**THE TASK:**
In the listing below, find every line with the string "text" and pull it out.
-- start SUPPLIED RECORDS --
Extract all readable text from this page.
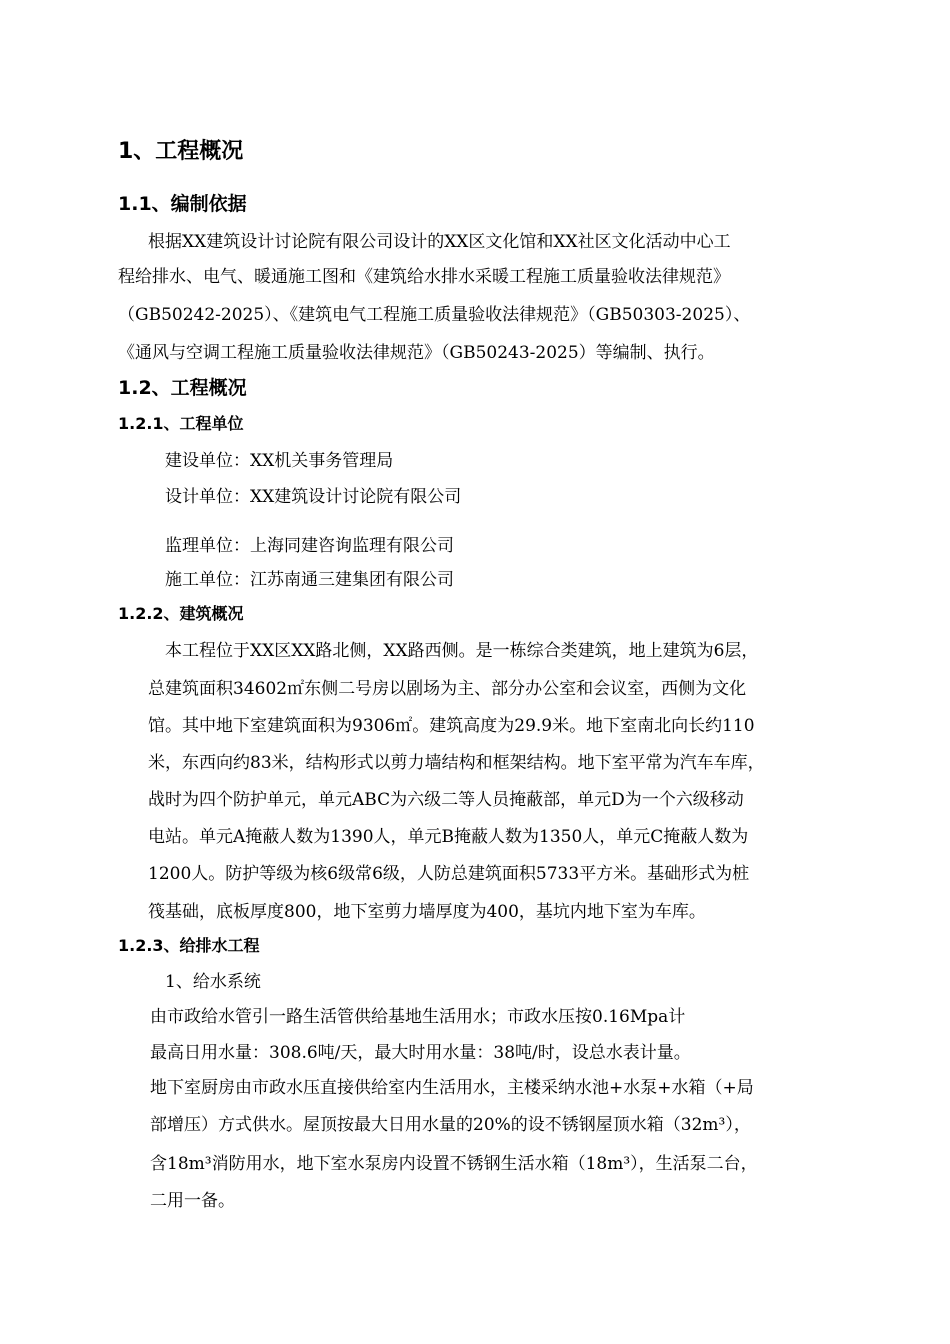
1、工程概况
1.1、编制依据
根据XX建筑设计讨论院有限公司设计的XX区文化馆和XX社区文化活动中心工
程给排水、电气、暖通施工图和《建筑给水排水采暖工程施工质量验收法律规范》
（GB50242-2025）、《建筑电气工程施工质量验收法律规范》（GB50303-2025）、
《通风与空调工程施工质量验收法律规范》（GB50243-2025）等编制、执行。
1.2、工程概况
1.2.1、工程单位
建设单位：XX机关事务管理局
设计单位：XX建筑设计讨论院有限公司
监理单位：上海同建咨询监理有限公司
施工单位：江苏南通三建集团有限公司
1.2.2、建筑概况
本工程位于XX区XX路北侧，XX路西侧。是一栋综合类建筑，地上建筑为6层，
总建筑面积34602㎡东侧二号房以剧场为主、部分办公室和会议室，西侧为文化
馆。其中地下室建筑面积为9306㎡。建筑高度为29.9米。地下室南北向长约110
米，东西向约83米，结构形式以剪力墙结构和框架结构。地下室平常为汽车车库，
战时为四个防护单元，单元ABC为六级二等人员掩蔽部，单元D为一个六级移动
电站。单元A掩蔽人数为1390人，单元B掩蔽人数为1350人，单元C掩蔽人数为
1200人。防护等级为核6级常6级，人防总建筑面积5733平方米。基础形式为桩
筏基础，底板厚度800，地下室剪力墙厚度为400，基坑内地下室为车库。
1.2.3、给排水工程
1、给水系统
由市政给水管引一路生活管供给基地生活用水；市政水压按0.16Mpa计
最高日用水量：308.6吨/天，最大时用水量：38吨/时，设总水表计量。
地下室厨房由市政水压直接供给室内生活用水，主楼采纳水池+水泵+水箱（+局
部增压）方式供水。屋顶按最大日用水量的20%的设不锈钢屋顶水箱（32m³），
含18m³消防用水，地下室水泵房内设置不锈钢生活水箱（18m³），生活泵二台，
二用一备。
-- end SUPPLIED RECORDS --
-- start SUPPLIED RECORDS --
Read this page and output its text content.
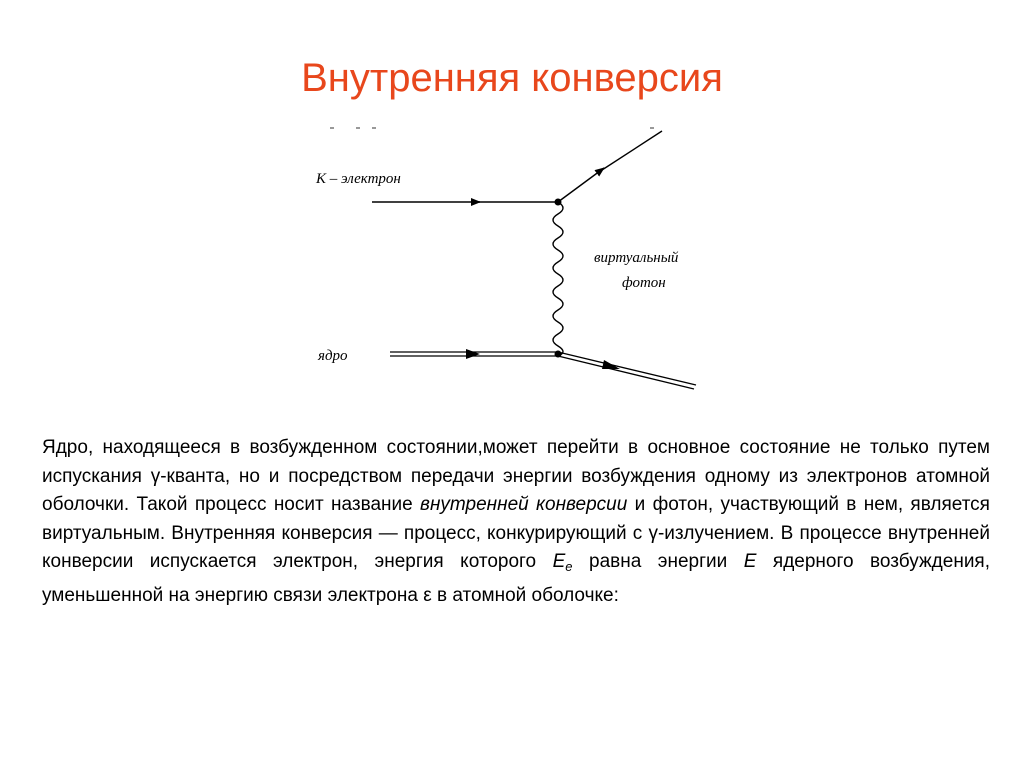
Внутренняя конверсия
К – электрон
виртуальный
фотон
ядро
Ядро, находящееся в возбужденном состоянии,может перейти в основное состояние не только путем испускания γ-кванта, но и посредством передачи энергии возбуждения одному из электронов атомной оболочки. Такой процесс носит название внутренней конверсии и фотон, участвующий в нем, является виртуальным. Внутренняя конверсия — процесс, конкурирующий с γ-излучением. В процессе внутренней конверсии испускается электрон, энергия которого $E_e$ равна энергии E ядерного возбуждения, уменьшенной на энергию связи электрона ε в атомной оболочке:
-- end SUPPLIED RECORDS --
**RESULT BELOW:**
Extract all readable text from this page.
Read this page and output its text content.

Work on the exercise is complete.